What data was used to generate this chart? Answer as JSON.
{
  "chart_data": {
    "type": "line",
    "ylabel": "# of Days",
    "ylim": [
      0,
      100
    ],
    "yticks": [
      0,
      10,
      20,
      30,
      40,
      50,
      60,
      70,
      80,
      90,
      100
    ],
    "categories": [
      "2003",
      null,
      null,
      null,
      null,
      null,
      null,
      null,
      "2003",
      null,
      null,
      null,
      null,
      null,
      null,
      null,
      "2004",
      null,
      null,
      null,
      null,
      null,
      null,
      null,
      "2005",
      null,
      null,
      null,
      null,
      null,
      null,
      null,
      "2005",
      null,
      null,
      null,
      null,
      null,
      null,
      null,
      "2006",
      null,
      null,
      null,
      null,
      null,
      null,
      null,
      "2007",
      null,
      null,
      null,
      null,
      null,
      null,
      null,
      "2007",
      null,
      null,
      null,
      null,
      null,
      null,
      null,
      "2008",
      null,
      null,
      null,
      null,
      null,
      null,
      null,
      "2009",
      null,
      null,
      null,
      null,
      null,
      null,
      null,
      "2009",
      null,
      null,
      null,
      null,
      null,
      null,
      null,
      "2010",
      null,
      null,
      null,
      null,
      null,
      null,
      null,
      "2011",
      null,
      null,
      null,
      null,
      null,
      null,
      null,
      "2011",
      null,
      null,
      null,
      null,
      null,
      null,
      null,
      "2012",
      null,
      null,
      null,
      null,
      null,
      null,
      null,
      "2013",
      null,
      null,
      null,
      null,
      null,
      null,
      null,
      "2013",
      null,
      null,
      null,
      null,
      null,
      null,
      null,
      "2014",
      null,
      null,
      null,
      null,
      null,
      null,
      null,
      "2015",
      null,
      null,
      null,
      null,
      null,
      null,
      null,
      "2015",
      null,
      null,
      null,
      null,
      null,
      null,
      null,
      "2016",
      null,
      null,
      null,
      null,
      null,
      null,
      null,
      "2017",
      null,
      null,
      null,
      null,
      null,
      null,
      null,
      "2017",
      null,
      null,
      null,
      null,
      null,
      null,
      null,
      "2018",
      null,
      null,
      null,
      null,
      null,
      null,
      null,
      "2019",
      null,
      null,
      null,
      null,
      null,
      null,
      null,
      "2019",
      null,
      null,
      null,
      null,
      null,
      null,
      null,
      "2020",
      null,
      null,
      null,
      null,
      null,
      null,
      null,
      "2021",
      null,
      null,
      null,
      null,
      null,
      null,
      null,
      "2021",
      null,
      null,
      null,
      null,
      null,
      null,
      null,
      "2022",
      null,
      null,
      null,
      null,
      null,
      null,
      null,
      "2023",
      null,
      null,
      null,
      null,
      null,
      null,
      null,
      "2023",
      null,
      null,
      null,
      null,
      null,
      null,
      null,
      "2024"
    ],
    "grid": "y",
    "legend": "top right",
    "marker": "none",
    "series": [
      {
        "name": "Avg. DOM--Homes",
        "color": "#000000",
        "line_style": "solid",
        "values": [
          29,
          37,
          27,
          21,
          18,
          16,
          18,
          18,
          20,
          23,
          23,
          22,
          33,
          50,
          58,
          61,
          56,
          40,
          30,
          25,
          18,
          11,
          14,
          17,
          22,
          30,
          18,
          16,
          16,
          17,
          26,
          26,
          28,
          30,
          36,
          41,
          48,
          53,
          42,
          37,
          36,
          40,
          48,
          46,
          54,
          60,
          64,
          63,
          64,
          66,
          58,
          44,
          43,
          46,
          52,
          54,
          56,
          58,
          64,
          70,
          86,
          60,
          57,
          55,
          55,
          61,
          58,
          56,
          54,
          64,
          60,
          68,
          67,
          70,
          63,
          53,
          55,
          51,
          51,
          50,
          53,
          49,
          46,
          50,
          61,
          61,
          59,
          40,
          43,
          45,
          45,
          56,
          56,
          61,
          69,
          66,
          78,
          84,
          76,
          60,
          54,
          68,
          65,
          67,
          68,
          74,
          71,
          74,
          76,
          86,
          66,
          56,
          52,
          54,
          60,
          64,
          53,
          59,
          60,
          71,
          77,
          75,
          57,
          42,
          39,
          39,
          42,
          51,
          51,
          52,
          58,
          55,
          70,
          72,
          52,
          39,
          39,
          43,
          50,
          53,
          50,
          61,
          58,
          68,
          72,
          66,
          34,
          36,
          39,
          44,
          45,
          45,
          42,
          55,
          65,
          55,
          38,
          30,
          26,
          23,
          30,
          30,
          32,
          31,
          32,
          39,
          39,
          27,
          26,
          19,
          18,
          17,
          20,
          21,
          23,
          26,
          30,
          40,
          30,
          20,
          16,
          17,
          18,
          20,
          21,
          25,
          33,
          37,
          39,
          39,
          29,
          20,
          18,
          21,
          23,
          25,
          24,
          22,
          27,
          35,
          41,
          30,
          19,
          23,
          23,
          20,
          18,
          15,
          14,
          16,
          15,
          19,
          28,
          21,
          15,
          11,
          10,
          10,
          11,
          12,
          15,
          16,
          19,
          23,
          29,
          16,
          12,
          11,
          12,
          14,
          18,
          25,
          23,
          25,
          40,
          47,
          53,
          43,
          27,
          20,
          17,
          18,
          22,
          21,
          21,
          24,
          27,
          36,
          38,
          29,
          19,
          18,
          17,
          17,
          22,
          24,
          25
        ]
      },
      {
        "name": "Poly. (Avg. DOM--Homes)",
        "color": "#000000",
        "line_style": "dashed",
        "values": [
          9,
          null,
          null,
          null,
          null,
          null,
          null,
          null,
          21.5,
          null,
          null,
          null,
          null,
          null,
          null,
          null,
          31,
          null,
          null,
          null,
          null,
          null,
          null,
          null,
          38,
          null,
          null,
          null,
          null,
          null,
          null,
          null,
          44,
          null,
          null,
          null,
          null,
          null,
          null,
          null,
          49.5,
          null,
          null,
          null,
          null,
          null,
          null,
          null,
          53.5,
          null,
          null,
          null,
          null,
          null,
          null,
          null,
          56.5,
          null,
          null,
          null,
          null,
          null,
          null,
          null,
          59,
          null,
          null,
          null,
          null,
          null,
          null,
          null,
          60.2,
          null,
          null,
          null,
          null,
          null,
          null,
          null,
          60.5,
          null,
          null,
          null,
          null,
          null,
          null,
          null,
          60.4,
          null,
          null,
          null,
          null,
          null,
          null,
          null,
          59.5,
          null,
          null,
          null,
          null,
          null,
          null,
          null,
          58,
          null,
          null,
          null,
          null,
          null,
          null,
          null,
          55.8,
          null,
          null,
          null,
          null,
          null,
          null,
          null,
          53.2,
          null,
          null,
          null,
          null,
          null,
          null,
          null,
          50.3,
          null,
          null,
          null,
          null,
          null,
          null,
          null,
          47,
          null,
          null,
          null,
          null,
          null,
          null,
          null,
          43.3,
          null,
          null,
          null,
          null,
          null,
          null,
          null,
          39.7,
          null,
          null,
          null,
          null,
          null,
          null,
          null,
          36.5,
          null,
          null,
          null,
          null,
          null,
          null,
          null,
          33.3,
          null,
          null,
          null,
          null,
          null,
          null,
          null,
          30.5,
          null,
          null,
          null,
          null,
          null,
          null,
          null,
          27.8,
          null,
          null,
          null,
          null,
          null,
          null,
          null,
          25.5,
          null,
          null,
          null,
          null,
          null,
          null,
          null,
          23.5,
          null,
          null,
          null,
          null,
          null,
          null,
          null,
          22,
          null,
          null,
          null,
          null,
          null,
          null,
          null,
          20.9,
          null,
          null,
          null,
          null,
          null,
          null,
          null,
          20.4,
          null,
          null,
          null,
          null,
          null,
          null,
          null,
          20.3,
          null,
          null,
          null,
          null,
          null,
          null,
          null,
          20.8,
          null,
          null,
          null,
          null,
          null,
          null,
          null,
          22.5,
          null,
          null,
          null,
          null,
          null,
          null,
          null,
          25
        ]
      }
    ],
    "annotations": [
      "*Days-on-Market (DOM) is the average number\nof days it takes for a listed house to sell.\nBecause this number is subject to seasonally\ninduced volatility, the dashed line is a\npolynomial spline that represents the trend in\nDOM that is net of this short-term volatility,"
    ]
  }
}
# # # # #
> [Exercise] From the entries above, copy out every line where the string "Homes" appears.

> [Output for this task]
        "name": "Avg. DOM--Homes",
        "name": "Poly. (Avg. DOM--Homes)",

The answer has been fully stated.